## Raw records
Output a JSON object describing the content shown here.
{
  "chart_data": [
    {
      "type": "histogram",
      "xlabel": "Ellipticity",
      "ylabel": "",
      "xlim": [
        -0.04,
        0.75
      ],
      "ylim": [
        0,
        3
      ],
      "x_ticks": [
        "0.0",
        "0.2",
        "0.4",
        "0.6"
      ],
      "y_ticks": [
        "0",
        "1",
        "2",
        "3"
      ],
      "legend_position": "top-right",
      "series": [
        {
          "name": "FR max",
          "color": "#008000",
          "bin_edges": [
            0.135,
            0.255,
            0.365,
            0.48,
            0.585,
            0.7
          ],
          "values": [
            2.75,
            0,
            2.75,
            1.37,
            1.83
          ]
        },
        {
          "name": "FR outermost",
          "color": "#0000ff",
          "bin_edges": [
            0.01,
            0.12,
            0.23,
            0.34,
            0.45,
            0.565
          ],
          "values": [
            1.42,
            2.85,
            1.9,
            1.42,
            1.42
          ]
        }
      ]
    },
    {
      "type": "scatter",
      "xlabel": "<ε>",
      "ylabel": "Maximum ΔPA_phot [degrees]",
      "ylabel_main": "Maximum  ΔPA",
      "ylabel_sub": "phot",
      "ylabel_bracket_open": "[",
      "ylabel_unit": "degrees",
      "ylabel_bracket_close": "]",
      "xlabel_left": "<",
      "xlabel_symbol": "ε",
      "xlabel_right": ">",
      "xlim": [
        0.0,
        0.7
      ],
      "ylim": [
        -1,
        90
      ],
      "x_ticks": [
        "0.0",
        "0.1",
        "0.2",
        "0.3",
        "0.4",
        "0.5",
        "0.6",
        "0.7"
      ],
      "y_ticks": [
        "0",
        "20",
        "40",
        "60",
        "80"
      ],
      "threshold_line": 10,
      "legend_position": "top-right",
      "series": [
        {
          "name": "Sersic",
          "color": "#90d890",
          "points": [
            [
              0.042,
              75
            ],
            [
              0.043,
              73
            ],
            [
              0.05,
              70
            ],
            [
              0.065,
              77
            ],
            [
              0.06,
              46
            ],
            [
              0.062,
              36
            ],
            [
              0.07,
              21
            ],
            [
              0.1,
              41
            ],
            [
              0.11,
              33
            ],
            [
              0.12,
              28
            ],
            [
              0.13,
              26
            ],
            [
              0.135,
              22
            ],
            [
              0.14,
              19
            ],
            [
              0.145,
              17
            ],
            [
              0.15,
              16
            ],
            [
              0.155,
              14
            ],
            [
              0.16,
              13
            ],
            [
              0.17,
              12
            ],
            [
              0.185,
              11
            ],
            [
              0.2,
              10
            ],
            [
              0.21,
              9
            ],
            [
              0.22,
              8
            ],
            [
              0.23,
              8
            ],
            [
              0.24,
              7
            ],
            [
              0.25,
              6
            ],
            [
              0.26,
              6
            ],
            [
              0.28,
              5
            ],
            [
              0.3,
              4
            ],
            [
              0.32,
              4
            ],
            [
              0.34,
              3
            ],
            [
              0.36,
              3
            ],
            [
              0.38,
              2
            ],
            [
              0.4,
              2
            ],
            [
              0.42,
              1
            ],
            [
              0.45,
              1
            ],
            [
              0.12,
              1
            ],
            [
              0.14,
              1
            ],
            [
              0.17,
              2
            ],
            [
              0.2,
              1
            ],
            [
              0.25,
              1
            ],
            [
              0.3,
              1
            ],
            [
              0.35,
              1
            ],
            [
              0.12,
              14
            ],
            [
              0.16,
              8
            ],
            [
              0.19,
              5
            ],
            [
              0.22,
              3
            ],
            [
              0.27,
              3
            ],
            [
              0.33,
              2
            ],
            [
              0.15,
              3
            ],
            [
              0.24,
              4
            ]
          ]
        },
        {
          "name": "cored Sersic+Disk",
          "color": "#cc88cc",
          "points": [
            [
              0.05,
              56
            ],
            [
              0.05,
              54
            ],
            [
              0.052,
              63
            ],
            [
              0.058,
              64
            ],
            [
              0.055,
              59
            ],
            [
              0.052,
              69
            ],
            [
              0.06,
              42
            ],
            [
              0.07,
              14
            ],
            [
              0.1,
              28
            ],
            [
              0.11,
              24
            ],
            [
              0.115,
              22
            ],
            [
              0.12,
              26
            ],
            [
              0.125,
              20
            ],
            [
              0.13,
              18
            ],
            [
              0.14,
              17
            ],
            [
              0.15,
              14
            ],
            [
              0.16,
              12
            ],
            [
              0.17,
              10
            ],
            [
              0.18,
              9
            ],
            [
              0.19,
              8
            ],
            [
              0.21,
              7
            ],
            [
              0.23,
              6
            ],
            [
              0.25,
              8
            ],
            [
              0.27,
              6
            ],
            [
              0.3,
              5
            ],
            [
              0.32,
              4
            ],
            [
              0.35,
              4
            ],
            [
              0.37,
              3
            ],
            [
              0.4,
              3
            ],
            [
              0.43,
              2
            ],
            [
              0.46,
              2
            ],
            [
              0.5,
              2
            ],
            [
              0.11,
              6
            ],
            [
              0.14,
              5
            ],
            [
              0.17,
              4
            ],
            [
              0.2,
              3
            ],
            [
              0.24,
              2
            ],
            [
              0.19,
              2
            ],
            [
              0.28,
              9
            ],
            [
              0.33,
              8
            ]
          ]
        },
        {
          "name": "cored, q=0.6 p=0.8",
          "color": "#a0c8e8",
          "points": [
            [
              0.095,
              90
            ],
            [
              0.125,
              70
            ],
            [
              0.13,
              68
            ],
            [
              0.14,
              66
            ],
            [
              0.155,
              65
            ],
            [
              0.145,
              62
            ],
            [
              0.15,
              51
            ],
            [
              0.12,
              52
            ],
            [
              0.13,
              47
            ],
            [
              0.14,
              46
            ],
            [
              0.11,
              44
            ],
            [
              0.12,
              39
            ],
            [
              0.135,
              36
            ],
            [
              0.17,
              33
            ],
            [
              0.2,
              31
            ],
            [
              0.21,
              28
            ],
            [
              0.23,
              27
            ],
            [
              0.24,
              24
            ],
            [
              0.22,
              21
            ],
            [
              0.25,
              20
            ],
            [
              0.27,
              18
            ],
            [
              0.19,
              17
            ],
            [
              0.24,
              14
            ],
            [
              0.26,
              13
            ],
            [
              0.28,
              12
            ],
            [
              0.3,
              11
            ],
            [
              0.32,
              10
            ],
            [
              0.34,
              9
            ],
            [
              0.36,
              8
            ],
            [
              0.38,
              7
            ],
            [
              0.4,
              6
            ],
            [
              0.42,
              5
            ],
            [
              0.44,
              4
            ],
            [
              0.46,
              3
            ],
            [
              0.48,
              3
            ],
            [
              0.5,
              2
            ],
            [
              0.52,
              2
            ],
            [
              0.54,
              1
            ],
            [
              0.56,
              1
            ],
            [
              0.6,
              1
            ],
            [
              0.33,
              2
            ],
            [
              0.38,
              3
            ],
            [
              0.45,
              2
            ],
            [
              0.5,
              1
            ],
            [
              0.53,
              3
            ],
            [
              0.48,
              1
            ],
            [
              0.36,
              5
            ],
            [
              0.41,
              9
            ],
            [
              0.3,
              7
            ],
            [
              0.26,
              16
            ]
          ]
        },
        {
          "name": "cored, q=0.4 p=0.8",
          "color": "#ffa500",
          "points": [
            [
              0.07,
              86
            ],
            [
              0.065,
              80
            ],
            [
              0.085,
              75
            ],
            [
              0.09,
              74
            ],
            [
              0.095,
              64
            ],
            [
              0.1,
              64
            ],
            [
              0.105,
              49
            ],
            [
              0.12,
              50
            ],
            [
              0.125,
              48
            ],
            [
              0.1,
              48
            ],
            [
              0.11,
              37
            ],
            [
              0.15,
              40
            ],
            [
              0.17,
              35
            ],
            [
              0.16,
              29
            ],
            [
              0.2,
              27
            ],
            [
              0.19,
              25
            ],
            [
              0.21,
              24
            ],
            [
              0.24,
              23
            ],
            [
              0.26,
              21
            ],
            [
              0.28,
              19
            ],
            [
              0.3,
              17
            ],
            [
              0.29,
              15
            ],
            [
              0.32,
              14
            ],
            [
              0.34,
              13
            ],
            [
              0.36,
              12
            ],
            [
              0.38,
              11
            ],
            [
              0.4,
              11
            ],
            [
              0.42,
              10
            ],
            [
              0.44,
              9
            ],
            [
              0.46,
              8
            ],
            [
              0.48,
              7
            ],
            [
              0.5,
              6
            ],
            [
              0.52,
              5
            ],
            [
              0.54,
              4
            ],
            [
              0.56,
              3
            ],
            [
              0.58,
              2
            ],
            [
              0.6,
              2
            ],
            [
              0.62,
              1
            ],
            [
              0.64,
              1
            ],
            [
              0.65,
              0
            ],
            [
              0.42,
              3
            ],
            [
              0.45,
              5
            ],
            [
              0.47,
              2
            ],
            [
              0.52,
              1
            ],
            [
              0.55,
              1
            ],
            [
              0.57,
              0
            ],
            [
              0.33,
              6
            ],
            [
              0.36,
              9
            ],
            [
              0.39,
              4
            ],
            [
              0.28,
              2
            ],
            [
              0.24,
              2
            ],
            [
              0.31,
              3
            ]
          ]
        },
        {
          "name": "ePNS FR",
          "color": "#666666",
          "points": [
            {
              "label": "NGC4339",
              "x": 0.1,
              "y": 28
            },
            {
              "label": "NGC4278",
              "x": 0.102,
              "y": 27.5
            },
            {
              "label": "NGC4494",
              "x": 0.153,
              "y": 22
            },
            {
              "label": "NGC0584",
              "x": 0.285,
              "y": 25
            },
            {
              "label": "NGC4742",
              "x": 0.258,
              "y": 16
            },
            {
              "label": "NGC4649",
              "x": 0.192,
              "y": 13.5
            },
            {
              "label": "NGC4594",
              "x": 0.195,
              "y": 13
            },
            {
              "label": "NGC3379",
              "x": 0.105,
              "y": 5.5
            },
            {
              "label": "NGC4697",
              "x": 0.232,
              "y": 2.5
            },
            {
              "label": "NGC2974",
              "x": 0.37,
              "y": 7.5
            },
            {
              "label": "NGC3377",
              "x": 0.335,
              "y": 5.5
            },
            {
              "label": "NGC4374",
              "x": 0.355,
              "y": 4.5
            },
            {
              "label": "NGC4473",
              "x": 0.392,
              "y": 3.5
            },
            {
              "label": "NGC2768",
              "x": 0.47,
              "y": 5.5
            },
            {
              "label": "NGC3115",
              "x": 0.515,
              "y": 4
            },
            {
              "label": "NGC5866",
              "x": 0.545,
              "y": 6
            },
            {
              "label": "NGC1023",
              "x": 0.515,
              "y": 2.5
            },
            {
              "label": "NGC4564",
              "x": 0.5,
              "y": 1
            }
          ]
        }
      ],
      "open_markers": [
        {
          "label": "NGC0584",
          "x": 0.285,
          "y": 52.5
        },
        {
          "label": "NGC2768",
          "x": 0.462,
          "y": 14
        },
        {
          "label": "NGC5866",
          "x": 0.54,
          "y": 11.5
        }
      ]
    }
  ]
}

## What is needed
Select the lines in this material that hold the word "name", leaving none out.

## Expected output
          "name": "FR max",
          "name": "FR outermost",
          "name": "Sersic",
          "name": "cored Sersic+Disk",
          "name": "cored, q=0.6 p=0.8",
          "name": "cored, q=0.4 p=0.8",
          "name": "ePNS FR",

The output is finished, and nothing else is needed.